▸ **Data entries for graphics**
##########

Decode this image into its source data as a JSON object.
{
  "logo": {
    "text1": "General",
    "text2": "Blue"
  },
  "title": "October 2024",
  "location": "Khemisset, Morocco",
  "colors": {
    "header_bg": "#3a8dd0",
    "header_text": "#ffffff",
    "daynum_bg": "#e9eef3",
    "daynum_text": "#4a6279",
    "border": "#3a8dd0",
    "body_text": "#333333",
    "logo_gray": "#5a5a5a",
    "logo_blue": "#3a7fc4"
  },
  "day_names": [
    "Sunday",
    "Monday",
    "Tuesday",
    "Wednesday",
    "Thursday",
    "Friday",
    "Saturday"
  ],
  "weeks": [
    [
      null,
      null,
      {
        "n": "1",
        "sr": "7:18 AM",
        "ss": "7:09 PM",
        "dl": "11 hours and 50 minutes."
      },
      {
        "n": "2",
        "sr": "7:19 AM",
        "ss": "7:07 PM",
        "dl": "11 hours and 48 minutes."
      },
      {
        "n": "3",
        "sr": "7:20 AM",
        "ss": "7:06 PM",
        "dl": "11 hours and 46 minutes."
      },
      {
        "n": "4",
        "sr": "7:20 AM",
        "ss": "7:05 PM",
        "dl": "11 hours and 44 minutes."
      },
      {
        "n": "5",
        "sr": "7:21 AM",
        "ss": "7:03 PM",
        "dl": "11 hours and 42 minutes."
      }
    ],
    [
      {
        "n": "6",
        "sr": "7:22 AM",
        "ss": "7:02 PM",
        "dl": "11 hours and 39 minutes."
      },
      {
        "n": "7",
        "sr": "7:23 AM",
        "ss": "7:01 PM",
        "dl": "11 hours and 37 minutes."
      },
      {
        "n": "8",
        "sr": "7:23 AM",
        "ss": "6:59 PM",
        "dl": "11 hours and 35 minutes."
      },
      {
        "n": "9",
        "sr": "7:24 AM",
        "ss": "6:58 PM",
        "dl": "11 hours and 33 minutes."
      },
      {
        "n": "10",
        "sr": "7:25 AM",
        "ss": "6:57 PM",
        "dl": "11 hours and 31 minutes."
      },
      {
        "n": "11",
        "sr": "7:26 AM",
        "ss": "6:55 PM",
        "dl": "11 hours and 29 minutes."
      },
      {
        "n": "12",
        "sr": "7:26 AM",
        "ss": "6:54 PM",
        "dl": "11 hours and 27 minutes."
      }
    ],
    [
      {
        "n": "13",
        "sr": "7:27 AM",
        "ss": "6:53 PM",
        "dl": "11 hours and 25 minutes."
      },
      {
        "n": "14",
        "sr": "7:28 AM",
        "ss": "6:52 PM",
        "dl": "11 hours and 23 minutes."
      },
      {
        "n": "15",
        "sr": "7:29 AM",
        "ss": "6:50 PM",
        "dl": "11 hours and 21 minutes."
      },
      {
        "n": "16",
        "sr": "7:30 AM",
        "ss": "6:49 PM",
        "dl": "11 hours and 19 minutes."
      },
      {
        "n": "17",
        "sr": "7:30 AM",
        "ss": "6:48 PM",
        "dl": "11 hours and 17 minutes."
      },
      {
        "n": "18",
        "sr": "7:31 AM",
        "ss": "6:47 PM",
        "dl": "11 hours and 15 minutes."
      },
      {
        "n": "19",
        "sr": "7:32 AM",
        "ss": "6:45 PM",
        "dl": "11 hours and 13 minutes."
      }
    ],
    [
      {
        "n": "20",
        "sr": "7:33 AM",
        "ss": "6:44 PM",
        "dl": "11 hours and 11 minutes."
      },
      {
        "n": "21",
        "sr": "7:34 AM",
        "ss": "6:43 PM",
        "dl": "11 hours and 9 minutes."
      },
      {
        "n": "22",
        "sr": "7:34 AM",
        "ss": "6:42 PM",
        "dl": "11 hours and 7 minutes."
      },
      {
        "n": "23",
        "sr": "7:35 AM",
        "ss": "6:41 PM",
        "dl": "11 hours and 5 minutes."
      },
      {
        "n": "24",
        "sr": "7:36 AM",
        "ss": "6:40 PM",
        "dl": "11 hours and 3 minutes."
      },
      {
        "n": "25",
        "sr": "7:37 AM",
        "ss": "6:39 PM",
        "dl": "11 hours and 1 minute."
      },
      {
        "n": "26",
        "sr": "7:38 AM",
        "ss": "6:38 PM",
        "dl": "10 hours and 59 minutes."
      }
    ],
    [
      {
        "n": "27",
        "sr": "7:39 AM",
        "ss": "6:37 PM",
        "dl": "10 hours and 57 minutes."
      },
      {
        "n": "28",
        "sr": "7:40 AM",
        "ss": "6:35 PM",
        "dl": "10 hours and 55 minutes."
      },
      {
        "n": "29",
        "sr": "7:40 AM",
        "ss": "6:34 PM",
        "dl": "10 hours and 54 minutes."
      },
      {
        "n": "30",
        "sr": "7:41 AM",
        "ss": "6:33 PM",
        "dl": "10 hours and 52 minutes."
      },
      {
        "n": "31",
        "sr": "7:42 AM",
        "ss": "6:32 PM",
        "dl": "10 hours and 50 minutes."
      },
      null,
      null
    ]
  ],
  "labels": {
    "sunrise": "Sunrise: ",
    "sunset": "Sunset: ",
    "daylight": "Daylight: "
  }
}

##########

▸ **Stated problem**
Give all of the entries again, word for word.

▸ **Solved exercise**
Decode this image into its source data as a JSON object.
{
  "logo": {
    "text1": "General",
    "text2": "Blue"
  },
  "title": "October 2024",
  "location": "Khemisset, Morocco",
  "colors": {
    "header_bg": "#3a8dd0",
    "header_text": "#ffffff",
    "daynum_bg": "#e9eef3",
    "daynum_text": "#4a6279",
    "border": "#3a8dd0",
    "body_text": "#333333",
    "logo_gray": "#5a5a5a",
    "logo_blue": "#3a7fc4"
  },
  "day_names": [
    "Sunday",
    "Monday",
    "Tuesday",
    "Wednesday",
    "Thursday",
    "Friday",
    "Saturday"
  ],
  "weeks": [
    [
      null,
      null,
      {
        "n": "1",
        "sr": "7:18 AM",
        "ss": "7:09 PM",
        "dl": "11 hours and 50 minutes."
      },
      {
        "n": "2",
        "sr": "7:19 AM",
        "ss": "7:07 PM",
        "dl": "11 hours and 48 minutes."
      },
      {
        "n": "3",
        "sr": "7:20 AM",
        "ss": "7:06 PM",
        "dl": "11 hours and 46 minutes."
      },
      {
        "n": "4",
        "sr": "7:20 AM",
        "ss": "7:05 PM",
        "dl": "11 hours and 44 minutes."
      },
      {
        "n": "5",
        "sr": "7:21 AM",
        "ss": "7:03 PM",
        "dl": "11 hours and 42 minutes."
      }
    ],
    [
      {
        "n": "6",
        "sr": "7:22 AM",
        "ss": "7:02 PM",
        "dl": "11 hours and 39 minutes."
      },
      {
        "n": "7",
        "sr": "7:23 AM",
        "ss": "7:01 PM",
        "dl": "11 hours and 37 minutes."
      },
      {
        "n": "8",
        "sr": "7:23 AM",
        "ss": "6:59 PM",
        "dl": "11 hours and 35 minutes."
      },
      {
        "n": "9",
        "sr": "7:24 AM",
        "ss": "6:58 PM",
        "dl": "11 hours and 33 minutes."
      },
      {
        "n": "10",
        "sr": "7:25 AM",
        "ss": "6:57 PM",
        "dl": "11 hours and 31 minutes."
      },
      {
        "n": "11",
        "sr": "7:26 AM",
        "ss": "6:55 PM",
        "dl": "11 hours and 29 minutes."
      },
      {
        "n": "12",
        "sr": "7:26 AM",
        "ss": "6:54 PM",
        "dl": "11 hours and 27 minutes."
      }
    ],
    [
      {
        "n": "13",
        "sr": "7:27 AM",
        "ss": "6:53 PM",
        "dl": "11 hours and 25 minutes."
      },
      {
        "n": "14",
        "sr": "7:28 AM",
        "ss": "6:52 PM",
        "dl": "11 hours and 23 minutes."
      },
      {
        "n": "15",
        "sr": "7:29 AM",
        "ss": "6:50 PM",
        "dl": "11 hours and 21 minutes."
      },
      {
        "n": "16",
        "sr": "7:30 AM",
        "ss": "6:49 PM",
        "dl": "11 hours and 19 minutes."
      },
      {
        "n": "17",
        "sr": "7:30 AM",
        "ss": "6:48 PM",
        "dl": "11 hours and 17 minutes."
      },
      {
        "n": "18",
        "sr": "7:31 AM",
        "ss": "6:47 PM",
        "dl": "11 hours and 15 minutes."
      },
      {
        "n": "19",
        "sr": "7:32 AM",
        "ss": "6:45 PM",
        "dl": "11 hours and 13 minutes."
      }
    ],
    [
      {
        "n": "20",
        "sr": "7:33 AM",
        "ss": "6:44 PM",
        "dl": "11 hours and 11 minutes."
      },
      {
        "n": "21",
        "sr": "7:34 AM",
        "ss": "6:43 PM",
        "dl": "11 hours and 9 minutes."
      },
      {
        "n": "22",
        "sr": "7:34 AM",
        "ss": "6:42 PM",
        "dl": "11 hours and 7 minutes."
      },
      {
        "n": "23",
        "sr": "7:35 AM",
        "ss": "6:41 PM",
        "dl": "11 hours and 5 minutes."
      },
      {
        "n": "24",
        "sr": "7:36 AM",
        "ss": "6:40 PM",
        "dl": "11 hours and 3 minutes."
      },
      {
        "n": "25",
        "sr": "7:37 AM",
        "ss": "6:39 PM",
        "dl": "11 hours and 1 minute."
      },
      {
        "n": "26",
        "sr": "7:38 AM",
        "ss": "6:38 PM",
        "dl": "10 hours and 59 minutes."
      }
    ],
    [
      {
        "n": "27",
        "sr": "7:39 AM",
        "ss": "6:37 PM",
        "dl": "10 hours and 57 minutes."
      },
      {
        "n": "28",
        "sr": "7:40 AM",
        "ss": "6:35 PM",
        "dl": "10 hours and 55 minutes."
      },
      {
        "n": "29",
        "sr": "7:40 AM",
        "ss": "6:34 PM",
        "dl": "10 hours and 54 minutes."
      },
      {
        "n": "30",
        "sr": "7:41 AM",
        "ss": "6:33 PM",
        "dl": "10 hours and 52 minutes."
      },
      {
        "n": "31",
        "sr": "7:42 AM",
        "ss": "6:32 PM",
        "dl": "10 hours and 50 minutes."
      },
      null,
      null
    ]
  ],
  "labels": {
    "sunrise": "Sunrise: ",
    "sunset": "Sunset: ",
    "daylight": "Daylight: "
  }
}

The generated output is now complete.